**AIM**
Pull out each line of the listing below that contains the string "Text", treating uppercase and lowercase as distinct.

**WORKING DATA**
>>>>
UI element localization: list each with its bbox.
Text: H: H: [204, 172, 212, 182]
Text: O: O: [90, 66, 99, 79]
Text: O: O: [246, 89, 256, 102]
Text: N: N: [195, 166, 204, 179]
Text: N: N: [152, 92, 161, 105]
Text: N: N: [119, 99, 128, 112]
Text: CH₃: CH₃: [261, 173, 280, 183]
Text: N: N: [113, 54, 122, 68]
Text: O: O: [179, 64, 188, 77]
<<<<
**TASK RESULT**
Text: H: H: [204, 172, 212, 182]
Text: O: O: [90, 66, 99, 79]
Text: O: O: [246, 89, 256, 102]
Text: N: N: [195, 166, 204, 179]
Text: N: N: [152, 92, 161, 105]
Text: N: N: [119, 99, 128, 112]
Text: CH₃: CH₃: [261, 173, 280, 183]
Text: N: N: [113, 54, 122, 68]
Text: O: O: [179, 64, 188, 77]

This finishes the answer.